[Task details]:
From the material below, list every line containing "content".

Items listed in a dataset

++++++

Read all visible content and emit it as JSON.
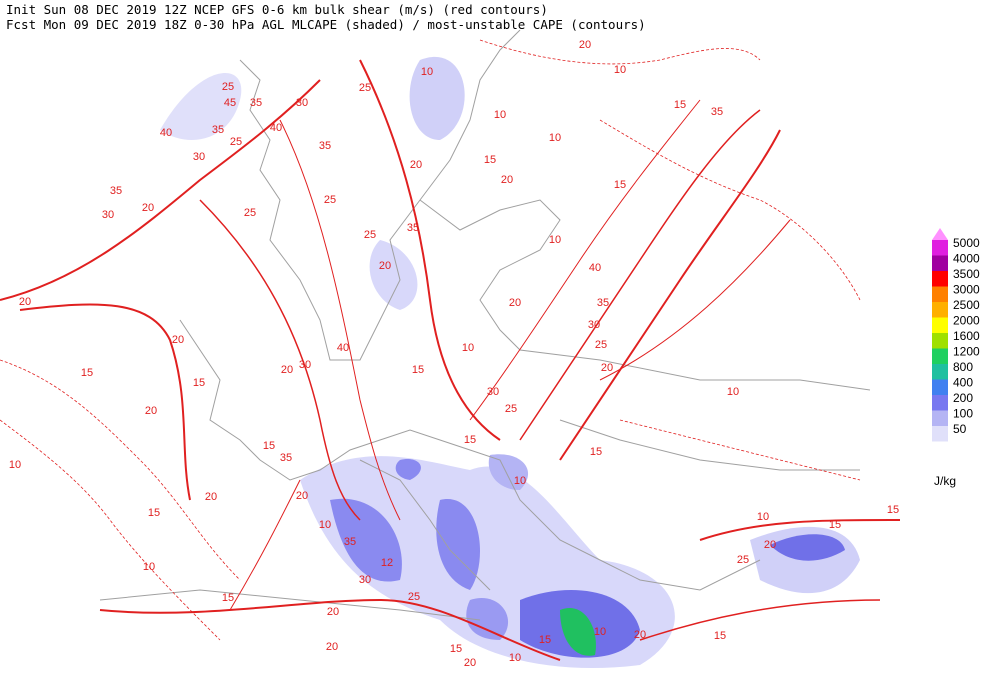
{
  "header": {
    "line1": "Init  Sun 08 DEC 2019 12Z  NCEP GFS 0-6 km bulk shear (m/s) (red contours)",
    "line2": "Fcst Mon 09 DEC 2019 18Z  0-30 hPa AGL MLCAPE (shaded) / most-unstable CAPE (contours)"
  },
  "colorbar": {
    "unit": "J/kg",
    "levels": [
      {
        "label": "5000",
        "color": "#e020e0"
      },
      {
        "label": "4000",
        "color": "#a000a0"
      },
      {
        "label": "3500",
        "color": "#ff0000"
      },
      {
        "label": "3000",
        "color": "#ff8000"
      },
      {
        "label": "2500",
        "color": "#ffb000"
      },
      {
        "label": "2000",
        "color": "#ffff00"
      },
      {
        "label": "1600",
        "color": "#a0e000"
      },
      {
        "label": "1200",
        "color": "#20d060"
      },
      {
        "label": "800",
        "color": "#20c0a0"
      },
      {
        "label": "400",
        "color": "#4080f0"
      },
      {
        "label": "200",
        "color": "#7878f0"
      },
      {
        "label": "100",
        "color": "#b4b4f4"
      },
      {
        "label": "50",
        "color": "#e0e0fa"
      }
    ]
  },
  "contour_labels": [
    "10",
    "25",
    "25",
    "45",
    "35",
    "30",
    "40",
    "40",
    "35",
    "25",
    "30",
    "35",
    "20",
    "30",
    "35",
    "25",
    "25",
    "25",
    "20",
    "35",
    "20",
    "15",
    "20",
    "10",
    "10",
    "10",
    "20",
    "15",
    "35",
    "15",
    "10",
    "40",
    "35",
    "30",
    "25",
    "20",
    "20",
    "10",
    "15",
    "30",
    "25",
    "15",
    "10",
    "20",
    "20",
    "15",
    "20",
    "15",
    "10",
    "20",
    "15",
    "10",
    "15",
    "20",
    "30",
    "40",
    "35",
    "15",
    "20",
    "10",
    "35",
    "12",
    "30",
    "25",
    "20",
    "20",
    "15",
    "20",
    "10",
    "15",
    "10",
    "20",
    "15",
    "20",
    "25",
    "10",
    "10",
    "15",
    "15",
    "15"
  ]
}
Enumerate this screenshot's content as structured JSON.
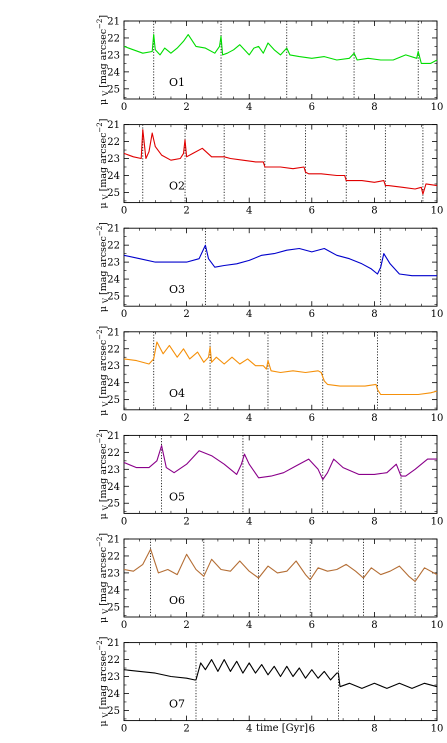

++++++

[Exercise solution]:
Read all visible content and emit it as JSON.
Enumerate this screenshot's content as structured JSON.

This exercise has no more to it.